> Página

7 - Os rendimentos isentos nos termos dos n.ºs 4, 5 e 6 são obrigatoriamente englobados para efeitos de determinação da taxa a aplicar aos restantes rendimentos, com exceção dos previstos nas alíneas c) a e) do n.º 1 e no n.º 6 do artigo 72.º

8 - Os titulares dos rendimentos isentos nos termos dos n.ºs 4, 5 e 6 podem optar pela aplicação do método do crédito de imposto referido no n.º 1, sendo neste caso os rendimentos obrigatoriamente englobados para efeitos da sua tributação, com exceção dos previstos nas alíneas c) a e) do n.º 1 e nos n.ºs 3 e 6 do artigo 72.º.

(…)”.

 

Os Requerentes, na declaração de substituição apresentada em 24.07.2018, inscreveram no anexo J, rendimentos da titularidade do Requerente marido: rendimentos prediais e rendimentos de capitais, optando pelo seu não englobamento, tendo, no anexo L declarado pretender a eliminação da dupla tributação internacional pelo método da isenção (cfr. o ponto 3 do probatório supra).

 

A isenção de que beneficiam os rendimentos obtidos no estrangeiro pelos residentes não habituais é uma isenção com progressividade, pois tais rendimentos, não obstante isentos, são tomados em consideração na determinação da taxa aplicável aos rendimentos de fonte interna, bastando para tal que, no caso dos rendimentos das categorias E e F, haja a possibilidade da sua tributação “no outro Estado contratante, em conformidade com convenção para eliminar a dupla tributação celebrada por Portugal com esse Estado” , conforme o disposto no artigo 81.º, n.º 5, alínea a), do Código do IRS, não sendo necessária a sua tributação efetiva.

 

Em sede de reclamação graciosa, invocam os Requerentes o erro no montante dos valores declarados a título de rendimentos de capitais, por duplicação com os que haviam declarado à administração fiscal do anterior Estado da residência (França), juntando cópia da declaração de rendimentos apresentada à administração fiscal francesa para o ano de 2017, de acordo com o artigo 167.º, do Code Général des Impôts , na qual inscreveram esses rendimentos, por referência ao período da sua residência naquele país.

 

Questionam os Requerentes se, face ao disposto no artigo 81.º, n.º 5, alínea a), do Código do IRS, poderão ser tributados em Portugal, independentemente do montante dos rendimentos auferidos após o momento da atribuição do estatuto de residente não habitual.

 

A resposta a esta questão dependerá da qualificação dos rendimentos auferidos pelo Requerente marido, bem como da possibilidade de os mesmos poderem ser objeto de tributação no Estado da fonte.

> Instruções e requisitos
Repita, sem qualquer alteração, tudo o que a página contém desde "Questionam os Requerentes" até "Estado da fonte.".

> Dados extraídos

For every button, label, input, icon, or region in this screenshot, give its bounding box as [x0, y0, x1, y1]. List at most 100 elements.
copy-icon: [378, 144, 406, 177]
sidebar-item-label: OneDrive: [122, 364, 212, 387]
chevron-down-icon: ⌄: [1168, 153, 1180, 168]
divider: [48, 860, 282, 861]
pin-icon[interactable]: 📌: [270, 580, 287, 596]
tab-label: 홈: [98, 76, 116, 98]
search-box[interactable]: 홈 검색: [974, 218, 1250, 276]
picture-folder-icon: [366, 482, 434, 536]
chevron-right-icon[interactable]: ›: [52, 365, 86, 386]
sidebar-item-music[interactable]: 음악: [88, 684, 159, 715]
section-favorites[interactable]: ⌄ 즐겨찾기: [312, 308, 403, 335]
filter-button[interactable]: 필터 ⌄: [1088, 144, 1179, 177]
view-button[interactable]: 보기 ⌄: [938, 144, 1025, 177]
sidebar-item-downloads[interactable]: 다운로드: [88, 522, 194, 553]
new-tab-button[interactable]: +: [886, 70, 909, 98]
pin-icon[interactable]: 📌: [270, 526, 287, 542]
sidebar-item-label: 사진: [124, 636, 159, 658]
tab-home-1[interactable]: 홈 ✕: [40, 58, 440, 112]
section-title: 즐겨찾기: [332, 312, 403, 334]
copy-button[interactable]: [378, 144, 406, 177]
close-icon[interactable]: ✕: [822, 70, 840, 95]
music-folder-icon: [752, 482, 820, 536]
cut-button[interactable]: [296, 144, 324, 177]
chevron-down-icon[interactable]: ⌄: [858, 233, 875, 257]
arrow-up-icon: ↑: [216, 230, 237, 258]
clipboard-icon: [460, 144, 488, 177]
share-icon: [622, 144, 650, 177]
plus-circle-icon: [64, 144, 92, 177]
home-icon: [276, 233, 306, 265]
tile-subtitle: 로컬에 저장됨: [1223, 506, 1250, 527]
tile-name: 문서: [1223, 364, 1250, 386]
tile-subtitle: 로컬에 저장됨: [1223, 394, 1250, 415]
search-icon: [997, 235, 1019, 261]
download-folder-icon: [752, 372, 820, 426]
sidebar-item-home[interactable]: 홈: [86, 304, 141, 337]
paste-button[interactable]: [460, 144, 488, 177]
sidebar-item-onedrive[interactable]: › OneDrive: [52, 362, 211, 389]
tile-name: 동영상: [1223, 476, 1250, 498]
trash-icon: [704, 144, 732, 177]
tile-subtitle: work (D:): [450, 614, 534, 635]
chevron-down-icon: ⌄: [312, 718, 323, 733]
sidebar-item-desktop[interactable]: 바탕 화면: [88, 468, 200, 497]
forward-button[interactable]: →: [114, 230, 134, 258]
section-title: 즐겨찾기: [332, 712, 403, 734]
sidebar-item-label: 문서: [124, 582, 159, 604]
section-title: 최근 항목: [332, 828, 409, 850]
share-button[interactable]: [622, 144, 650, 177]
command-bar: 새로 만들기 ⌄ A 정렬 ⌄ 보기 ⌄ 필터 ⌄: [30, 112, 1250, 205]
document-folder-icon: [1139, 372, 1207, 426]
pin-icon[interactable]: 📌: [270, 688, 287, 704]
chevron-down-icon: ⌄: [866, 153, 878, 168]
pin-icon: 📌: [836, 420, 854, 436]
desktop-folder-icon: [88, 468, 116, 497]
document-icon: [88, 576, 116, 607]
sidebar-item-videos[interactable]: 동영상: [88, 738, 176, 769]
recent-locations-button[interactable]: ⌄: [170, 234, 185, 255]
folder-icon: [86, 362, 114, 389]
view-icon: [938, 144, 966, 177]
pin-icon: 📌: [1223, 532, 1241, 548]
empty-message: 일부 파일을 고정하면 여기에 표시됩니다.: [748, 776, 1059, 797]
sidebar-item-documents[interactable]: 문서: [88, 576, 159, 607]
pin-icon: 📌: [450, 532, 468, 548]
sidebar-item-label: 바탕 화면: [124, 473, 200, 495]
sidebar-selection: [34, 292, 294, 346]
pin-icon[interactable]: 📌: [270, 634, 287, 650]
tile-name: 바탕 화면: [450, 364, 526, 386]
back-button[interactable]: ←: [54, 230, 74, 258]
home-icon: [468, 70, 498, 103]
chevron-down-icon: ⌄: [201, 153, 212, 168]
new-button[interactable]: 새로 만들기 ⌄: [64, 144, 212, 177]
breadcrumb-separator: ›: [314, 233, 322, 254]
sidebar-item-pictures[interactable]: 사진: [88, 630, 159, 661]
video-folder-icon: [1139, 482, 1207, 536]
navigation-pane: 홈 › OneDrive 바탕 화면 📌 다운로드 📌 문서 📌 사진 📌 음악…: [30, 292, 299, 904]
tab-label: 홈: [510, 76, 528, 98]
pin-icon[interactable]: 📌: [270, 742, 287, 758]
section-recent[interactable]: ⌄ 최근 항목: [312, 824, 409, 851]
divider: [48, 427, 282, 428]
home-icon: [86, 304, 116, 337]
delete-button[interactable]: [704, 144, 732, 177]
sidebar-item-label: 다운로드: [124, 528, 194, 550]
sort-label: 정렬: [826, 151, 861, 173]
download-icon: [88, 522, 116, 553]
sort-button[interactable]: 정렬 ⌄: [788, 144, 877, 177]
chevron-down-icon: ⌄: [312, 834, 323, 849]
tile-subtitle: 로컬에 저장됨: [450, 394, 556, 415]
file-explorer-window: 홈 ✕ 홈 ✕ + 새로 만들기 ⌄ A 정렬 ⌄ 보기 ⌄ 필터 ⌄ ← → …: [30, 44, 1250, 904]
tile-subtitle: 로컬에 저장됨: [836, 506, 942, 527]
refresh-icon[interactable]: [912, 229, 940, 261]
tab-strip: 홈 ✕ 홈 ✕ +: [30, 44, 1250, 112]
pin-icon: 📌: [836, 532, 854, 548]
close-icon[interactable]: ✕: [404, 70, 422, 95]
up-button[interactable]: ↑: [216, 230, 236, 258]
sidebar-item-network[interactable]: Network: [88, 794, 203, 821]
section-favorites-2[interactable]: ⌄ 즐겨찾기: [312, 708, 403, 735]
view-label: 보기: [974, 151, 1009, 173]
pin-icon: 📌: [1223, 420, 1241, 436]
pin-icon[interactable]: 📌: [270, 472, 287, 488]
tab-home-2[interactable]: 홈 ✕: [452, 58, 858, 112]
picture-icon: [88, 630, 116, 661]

> Resposta completa
Questionam os Requerentes se, face ao disposto no artigo 81.º, n.º 5, alínea a), do Código do IRS, poderão ser tributados em Portugal, independentemente do montante dos rendimentos auferidos após o momento da atribuição do estatuto de residente não habitual.

 

A resposta a esta questão dependerá da qualificação dos rendimentos auferidos pelo Requerente marido, bem como da possibilidade de os mesmos poderem ser objeto de tributação no Estado da fonte.